═══ Exercise inputs

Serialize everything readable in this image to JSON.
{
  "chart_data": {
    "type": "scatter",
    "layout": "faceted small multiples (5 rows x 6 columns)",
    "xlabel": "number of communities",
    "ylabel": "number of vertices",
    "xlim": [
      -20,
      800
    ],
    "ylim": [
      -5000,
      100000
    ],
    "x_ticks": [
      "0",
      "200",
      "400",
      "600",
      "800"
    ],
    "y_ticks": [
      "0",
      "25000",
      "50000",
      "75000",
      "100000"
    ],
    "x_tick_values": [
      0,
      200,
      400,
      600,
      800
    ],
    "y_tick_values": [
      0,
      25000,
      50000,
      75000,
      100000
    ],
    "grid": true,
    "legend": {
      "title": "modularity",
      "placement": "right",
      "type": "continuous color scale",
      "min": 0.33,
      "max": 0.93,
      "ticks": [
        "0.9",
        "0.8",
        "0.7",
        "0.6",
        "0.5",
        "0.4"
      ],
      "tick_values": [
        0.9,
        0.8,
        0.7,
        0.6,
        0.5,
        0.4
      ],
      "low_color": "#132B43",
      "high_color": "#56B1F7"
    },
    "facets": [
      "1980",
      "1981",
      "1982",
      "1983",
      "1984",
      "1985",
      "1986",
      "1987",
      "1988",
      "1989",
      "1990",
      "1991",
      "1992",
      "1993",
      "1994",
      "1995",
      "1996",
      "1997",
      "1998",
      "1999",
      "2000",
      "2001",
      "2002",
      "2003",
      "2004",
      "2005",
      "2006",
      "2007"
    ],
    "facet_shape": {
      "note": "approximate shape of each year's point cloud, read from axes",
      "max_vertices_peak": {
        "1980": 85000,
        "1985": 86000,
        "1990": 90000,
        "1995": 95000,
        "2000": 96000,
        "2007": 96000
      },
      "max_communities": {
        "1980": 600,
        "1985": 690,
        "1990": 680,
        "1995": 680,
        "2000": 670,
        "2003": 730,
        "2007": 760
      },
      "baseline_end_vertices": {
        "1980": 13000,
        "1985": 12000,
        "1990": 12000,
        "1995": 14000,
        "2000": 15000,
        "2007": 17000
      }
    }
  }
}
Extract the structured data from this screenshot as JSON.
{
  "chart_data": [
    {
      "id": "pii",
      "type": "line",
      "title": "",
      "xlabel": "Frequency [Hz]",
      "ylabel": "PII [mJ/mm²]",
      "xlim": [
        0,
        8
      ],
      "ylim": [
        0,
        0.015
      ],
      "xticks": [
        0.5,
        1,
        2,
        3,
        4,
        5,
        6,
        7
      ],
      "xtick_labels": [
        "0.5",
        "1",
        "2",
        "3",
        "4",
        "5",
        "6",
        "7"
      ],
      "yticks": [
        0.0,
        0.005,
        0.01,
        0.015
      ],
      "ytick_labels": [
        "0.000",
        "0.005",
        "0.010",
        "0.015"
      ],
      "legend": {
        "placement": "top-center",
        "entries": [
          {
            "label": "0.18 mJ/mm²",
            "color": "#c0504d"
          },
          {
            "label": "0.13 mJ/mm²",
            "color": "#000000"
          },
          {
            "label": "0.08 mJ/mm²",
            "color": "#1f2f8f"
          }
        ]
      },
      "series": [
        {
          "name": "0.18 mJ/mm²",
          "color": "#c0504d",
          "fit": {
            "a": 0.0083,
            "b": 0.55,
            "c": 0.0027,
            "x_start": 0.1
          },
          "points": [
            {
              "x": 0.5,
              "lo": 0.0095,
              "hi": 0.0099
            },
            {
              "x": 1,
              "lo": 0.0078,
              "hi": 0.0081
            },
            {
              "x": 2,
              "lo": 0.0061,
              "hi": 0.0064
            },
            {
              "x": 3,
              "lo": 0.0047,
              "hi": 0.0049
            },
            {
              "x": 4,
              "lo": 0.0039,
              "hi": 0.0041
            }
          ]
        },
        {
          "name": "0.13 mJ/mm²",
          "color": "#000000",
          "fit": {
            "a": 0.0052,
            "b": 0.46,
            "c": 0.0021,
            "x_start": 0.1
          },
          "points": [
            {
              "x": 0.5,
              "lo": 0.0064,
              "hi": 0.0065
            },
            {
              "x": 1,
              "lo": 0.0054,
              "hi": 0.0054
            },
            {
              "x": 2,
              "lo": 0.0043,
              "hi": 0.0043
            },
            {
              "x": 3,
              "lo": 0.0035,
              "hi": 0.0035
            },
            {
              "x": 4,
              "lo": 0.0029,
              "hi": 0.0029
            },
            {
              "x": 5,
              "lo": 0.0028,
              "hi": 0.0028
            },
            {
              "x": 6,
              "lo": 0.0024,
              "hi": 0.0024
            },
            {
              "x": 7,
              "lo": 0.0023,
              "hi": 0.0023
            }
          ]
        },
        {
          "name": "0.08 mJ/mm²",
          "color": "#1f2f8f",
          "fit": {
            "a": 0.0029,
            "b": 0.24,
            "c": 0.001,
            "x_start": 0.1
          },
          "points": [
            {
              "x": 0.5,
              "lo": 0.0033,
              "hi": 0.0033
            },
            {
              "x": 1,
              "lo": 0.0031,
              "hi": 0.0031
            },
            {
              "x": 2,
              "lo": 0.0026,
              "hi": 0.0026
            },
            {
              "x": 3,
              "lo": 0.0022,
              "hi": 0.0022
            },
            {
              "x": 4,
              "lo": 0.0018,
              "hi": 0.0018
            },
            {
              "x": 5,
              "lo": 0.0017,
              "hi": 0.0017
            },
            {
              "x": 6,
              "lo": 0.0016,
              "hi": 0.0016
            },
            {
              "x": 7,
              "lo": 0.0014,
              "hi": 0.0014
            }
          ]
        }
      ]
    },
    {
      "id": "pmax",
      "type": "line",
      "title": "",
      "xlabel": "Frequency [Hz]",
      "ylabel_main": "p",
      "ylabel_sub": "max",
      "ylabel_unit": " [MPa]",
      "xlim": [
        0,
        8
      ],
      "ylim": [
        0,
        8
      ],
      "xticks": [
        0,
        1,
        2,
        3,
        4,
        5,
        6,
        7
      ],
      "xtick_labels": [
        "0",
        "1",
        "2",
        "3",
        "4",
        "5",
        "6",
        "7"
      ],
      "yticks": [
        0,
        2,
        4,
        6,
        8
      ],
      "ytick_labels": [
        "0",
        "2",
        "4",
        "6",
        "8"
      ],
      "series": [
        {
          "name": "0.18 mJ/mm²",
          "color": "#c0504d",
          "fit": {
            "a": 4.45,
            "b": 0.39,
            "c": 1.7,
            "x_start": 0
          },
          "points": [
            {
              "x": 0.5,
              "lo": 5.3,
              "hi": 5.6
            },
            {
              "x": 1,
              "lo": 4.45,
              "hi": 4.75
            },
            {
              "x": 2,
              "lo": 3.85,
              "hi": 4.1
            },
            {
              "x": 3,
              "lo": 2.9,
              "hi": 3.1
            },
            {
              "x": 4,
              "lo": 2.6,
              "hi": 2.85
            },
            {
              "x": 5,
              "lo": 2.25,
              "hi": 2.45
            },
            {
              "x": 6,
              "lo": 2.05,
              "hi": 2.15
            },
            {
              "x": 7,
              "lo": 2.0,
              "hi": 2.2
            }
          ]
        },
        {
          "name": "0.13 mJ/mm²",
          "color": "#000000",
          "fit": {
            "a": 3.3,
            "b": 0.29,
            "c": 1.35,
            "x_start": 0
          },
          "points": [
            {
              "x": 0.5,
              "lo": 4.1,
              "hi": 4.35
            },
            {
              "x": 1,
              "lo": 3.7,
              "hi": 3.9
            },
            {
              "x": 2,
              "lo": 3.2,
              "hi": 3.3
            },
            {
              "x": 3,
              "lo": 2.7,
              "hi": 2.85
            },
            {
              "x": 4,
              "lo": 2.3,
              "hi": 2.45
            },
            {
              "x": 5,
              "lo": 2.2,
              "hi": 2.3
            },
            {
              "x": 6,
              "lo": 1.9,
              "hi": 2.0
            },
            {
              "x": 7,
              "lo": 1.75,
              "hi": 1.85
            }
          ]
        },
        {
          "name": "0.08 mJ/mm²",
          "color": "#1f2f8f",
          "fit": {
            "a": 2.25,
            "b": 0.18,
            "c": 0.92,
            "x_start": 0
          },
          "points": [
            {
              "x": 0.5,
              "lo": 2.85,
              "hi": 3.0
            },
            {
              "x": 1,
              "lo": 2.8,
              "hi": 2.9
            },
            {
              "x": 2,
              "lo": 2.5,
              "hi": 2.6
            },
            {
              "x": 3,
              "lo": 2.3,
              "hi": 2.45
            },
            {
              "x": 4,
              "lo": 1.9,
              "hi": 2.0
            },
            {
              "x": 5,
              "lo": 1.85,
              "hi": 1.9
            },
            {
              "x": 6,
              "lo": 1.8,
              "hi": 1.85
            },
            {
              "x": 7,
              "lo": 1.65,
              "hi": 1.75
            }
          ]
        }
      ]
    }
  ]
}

══════

**Problem requirements**:
Pull out each line containing the word "number" and copy it.

**Output of the exercise**:
    "xlabel": "number of communities",
    "ylabel": "number of vertices",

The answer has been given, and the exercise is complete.